Extracted records
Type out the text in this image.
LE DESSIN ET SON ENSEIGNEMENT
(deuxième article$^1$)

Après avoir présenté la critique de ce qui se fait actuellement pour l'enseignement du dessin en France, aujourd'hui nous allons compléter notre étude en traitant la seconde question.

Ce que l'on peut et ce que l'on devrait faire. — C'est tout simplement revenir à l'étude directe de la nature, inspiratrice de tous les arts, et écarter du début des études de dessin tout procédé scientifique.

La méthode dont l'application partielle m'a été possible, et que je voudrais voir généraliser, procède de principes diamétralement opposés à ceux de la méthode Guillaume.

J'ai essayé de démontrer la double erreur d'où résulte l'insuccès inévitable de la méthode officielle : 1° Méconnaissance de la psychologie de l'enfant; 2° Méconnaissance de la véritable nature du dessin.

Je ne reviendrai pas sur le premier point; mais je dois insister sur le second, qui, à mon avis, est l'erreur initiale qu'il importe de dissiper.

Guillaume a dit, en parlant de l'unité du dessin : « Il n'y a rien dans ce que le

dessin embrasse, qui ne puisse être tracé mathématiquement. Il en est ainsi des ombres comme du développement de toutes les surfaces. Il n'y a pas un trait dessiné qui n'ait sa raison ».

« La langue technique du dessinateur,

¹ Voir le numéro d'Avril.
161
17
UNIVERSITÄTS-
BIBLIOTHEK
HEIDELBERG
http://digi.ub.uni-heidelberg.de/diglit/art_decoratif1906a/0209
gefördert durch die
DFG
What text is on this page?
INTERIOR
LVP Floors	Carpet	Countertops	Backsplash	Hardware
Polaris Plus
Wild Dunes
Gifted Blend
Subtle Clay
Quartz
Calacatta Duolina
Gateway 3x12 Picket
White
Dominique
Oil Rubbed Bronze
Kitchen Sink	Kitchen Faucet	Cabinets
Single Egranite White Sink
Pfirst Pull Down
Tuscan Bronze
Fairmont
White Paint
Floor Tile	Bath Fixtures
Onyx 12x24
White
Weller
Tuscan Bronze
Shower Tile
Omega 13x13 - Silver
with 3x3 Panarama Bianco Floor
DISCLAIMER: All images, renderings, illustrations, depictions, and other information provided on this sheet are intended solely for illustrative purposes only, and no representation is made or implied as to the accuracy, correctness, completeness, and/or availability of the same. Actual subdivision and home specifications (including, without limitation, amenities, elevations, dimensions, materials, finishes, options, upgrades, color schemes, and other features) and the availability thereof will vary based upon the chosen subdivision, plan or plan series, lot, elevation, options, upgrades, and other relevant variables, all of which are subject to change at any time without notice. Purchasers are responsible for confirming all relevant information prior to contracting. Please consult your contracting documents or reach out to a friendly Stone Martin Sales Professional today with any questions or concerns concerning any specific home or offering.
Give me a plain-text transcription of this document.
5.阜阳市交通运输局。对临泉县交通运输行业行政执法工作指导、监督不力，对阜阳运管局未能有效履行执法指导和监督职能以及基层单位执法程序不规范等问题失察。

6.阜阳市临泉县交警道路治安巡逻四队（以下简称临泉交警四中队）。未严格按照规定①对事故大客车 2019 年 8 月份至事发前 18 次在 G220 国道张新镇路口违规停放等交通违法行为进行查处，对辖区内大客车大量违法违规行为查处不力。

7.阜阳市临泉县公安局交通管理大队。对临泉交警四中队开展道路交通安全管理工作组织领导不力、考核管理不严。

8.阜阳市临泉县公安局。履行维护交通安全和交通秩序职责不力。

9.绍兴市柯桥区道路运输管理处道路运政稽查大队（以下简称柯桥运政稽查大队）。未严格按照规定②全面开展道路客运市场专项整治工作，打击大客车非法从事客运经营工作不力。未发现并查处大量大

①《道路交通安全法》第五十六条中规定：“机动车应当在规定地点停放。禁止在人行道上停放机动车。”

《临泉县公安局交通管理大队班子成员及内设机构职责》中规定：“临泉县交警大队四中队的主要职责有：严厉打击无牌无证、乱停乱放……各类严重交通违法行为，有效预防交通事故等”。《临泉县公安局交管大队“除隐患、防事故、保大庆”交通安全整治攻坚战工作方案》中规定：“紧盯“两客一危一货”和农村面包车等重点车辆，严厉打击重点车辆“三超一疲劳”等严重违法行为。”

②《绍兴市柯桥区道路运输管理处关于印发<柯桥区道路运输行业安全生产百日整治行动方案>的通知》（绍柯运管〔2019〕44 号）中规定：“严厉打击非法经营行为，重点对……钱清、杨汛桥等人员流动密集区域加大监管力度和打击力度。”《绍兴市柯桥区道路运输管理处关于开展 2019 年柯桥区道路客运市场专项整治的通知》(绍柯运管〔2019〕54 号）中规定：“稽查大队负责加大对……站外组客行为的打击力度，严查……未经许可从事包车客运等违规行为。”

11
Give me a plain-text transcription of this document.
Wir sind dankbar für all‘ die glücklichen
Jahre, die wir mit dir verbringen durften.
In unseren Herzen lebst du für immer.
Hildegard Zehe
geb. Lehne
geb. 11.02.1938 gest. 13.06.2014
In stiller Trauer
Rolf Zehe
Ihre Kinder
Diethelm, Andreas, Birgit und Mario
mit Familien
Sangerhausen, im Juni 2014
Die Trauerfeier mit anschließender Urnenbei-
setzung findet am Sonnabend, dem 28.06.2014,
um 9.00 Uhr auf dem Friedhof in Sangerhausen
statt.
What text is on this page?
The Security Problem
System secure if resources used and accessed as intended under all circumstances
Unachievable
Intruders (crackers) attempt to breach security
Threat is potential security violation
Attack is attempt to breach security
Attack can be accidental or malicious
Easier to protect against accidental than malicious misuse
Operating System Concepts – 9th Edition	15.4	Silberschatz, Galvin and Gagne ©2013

- What the exercise asks:
Could you transcribe the records in full, exactly?

- Task output:
Type out the text in this image.
LE DESSIN ET SON ENSEIGNEMENT
(deuxième article$^1$)

Après avoir présenté la critique de ce qui se fait actuellement pour l'enseignement du dessin en France, aujourd'hui nous allons compléter notre étude en traitant la seconde question.

Ce que l'on peut et ce que l'on devrait faire. — C'est tout simplement revenir à l'étude directe de la nature, inspiratrice de tous les arts, et écarter du début des études de dessin tout procédé scientifique.

La méthode dont l'application partielle m'a été possible, et que je voudrais voir généraliser, procède de principes diamétralement opposés à ceux de la méthode Guillaume.

J'ai essayé de démontrer la double erreur d'où résulte l'insuccès inévitable de la méthode officielle : 1° Méconnaissance de la psychologie de l'enfant; 2° Méconnaissance de la véritable nature du dessin.

Je ne reviendrai pas sur le premier point; mais je dois insister sur le second, qui, à mon avis, est l'erreur initiale qu'il importe de dissiper.

Guillaume a dit, en parlant de l'unité du dessin : « Il n'y a rien dans ce que le

dessin embrasse, qui ne puisse être tracé mathématiquement. Il en est ainsi des ombres comme du développement de toutes les surfaces. Il n'y a pas un trait dessiné qui n'ait sa raison ».

« La langue technique du dessinateur,

¹ Voir le numéro d'Avril.
161
17
UNIVERSITÄTS-
BIBLIOTHEK
HEIDELBERG
http://digi.ub.uni-heidelberg.de/diglit/art_decoratif1906a/0209
gefördert durch die
DFG
What text is on this page?
INTERIOR
LVP Floors	Carpet	Countertops	Backsplash	Hardware
Polaris Plus
Wild Dunes
Gifted Blend
Subtle Clay
Quartz
Calacatta Duolina
Gateway 3x12 Picket
White
Dominique
Oil Rubbed Bronze
Kitchen Sink	Kitchen Faucet	Cabinets
Single Egranite White Sink
Pfirst Pull Down
Tuscan Bronze
Fairmont
White Paint
Floor Tile	Bath Fixtures
Onyx 12x24
White
Weller
Tuscan Bronze
Shower Tile
Omega 13x13 - Silver
with 3x3 Panarama Bianco Floor
DISCLAIMER: All images, renderings, illustrations, depictions, and other information provided on this sheet are intended solely for illustrative purposes only, and no representation is made or implied as to the accuracy, correctness, completeness, and/or availability of the same. Actual subdivision and home specifications (including, without limitation, amenities, elevations, dimensions, materials, finishes, options, upgrades, color schemes, and other features) and the availability thereof will vary based upon the chosen subdivision, plan or plan series, lot, elevation, options, upgrades, and other relevant variables, all of which are subject to change at any time without notice. Purchasers are responsible for confirming all relevant information prior to contracting. Please consult your contracting documents or reach out to a friendly Stone Martin Sales Professional today with any questions or concerns concerning any specific home or offering.
Give me a plain-text transcription of this document.
5.阜阳市交通运输局。对临泉县交通运输行业行政执法工作指导、监督不力，对阜阳运管局未能有效履行执法指导和监督职能以及基层单位执法程序不规范等问题失察。

6.阜阳市临泉县交警道路治安巡逻四队（以下简称临泉交警四中队）。未严格按照规定①对事故大客车 2019 年 8 月份至事发前 18 次在 G220 国道张新镇路口违规停放等交通违法行为进行查处，对辖区内大客车大量违法违规行为查处不力。

7.阜阳市临泉县公安局交通管理大队。对临泉交警四中队开展道路交通安全管理工作组织领导不力、考核管理不严。

8.阜阳市临泉县公安局。履行维护交通安全和交通秩序职责不力。

9.绍兴市柯桥区道路运输管理处道路运政稽查大队（以下简称柯桥运政稽查大队）。未严格按照规定②全面开展道路客运市场专项整治工作，打击大客车非法从事客运经营工作不力。未发现并查处大量大

①《道路交通安全法》第五十六条中规定：“机动车应当在规定地点停放。禁止在人行道上停放机动车。”

《临泉县公安局交通管理大队班子成员及内设机构职责》中规定：“临泉县交警大队四中队的主要职责有：严厉打击无牌无证、乱停乱放……各类严重交通违法行为，有效预防交通事故等”。《临泉县公安局交管大队“除隐患、防事故、保大庆”交通安全整治攻坚战工作方案》中规定：“紧盯“两客一危一货”和农村面包车等重点车辆，严厉打击重点车辆“三超一疲劳”等严重违法行为。”

②《绍兴市柯桥区道路运输管理处关于印发<柯桥区道路运输行业安全生产百日整治行动方案>的通知》（绍柯运管〔2019〕44 号）中规定：“严厉打击非法经营行为，重点对……钱清、杨汛桥等人员流动密集区域加大监管力度和打击力度。”《绍兴市柯桥区道路运输管理处关于开展 2019 年柯桥区道路客运市场专项整治的通知》(绍柯运管〔2019〕54 号）中规定：“稽查大队负责加大对……站外组客行为的打击力度，严查……未经许可从事包车客运等违规行为。”

11
Give me a plain-text transcription of this document.
Wir sind dankbar für all‘ die glücklichen
Jahre, die wir mit dir verbringen durften.
In unseren Herzen lebst du für immer.
Hildegard Zehe
geb. Lehne
geb. 11.02.1938 gest. 13.06.2014
In stiller Trauer
Rolf Zehe
Ihre Kinder
Diethelm, Andreas, Birgit und Mario
mit Familien
Sangerhausen, im Juni 2014
Die Trauerfeier mit anschließender Urnenbei-
setzung findet am Sonnabend, dem 28.06.2014,
um 9.00 Uhr auf dem Friedhof in Sangerhausen
statt.
What text is on this page?
The Security Problem
System secure if resources used and accessed as intended under all circumstances
Unachievable
Intruders (crackers) attempt to breach security
Threat is potential security violation
Attack is attempt to breach security
Attack can be accidental or malicious
Easier to protect against accidental than malicious misuse
Operating System Concepts – 9th Edition	15.4	Silberschatz, Galvin and Gagne ©2013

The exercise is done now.